··· Dataset content ···

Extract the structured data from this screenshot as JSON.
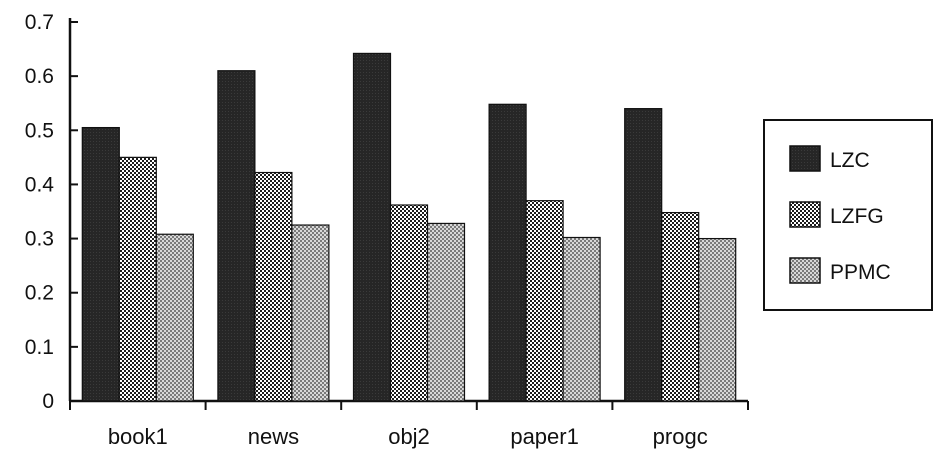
{
  "chart_data": {
    "type": "bar",
    "categories": [
      "book1",
      "news",
      "obj2",
      "paper1",
      "progc"
    ],
    "series": [
      {
        "name": "LZC",
        "values": [
          0.505,
          0.61,
          0.642,
          0.548,
          0.54
        ],
        "pattern": "solid-dark"
      },
      {
        "name": "LZFG",
        "values": [
          0.45,
          0.422,
          0.362,
          0.37,
          0.348
        ],
        "pattern": "checker-dense"
      },
      {
        "name": "PPMC",
        "values": [
          0.308,
          0.325,
          0.328,
          0.302,
          0.3
        ],
        "pattern": "checker-light"
      }
    ],
    "ylim": [
      0,
      0.7
    ],
    "yticks": [
      "0",
      "0.1",
      "0.2",
      "0.3",
      "0.4",
      "0.5",
      "0.6",
      "0.7"
    ],
    "legend_position": "right",
    "grid": false,
    "title": "",
    "xlabel": "",
    "ylabel": ""
  }
}
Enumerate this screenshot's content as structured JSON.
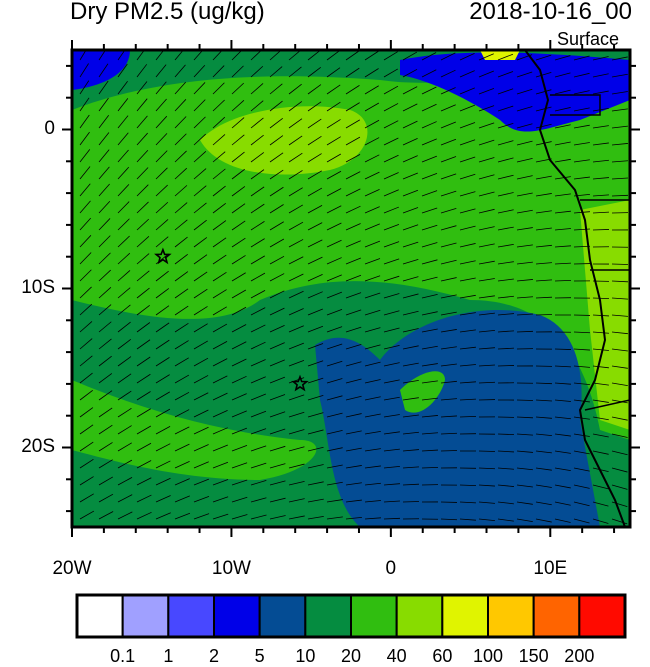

···

Objective: Copy the whole of the material above exactly, but not its images.

Task result:
Extract the structured data from this screenshot as JSON.
{
  "chart_data": {
    "type": "bar",
    "categories": [
      "book1",
      "news",
      "obj2",
      "paper1",
      "progc"
    ],
    "series": [
      {
        "name": "LZC",
        "values": [
          0.505,
          0.61,
          0.642,
          0.548,
          0.54
        ],
        "pattern": "solid-dark"
      },
      {
        "name": "LZFG",
        "values": [
          0.45,
          0.422,
          0.362,
          0.37,
          0.348
        ],
        "pattern": "checker-dense"
      },
      {
        "name": "PPMC",
        "values": [
          0.308,
          0.325,
          0.328,
          0.302,
          0.3
        ],
        "pattern": "checker-light"
      }
    ],
    "ylim": [
      0,
      0.7
    ],
    "yticks": [
      "0",
      "0.1",
      "0.2",
      "0.3",
      "0.4",
      "0.5",
      "0.6",
      "0.7"
    ],
    "legend_position": "right",
    "grid": false,
    "title": "",
    "xlabel": "",
    "ylabel": ""
  }
}
Enumerate this screenshot's content as structured JSON.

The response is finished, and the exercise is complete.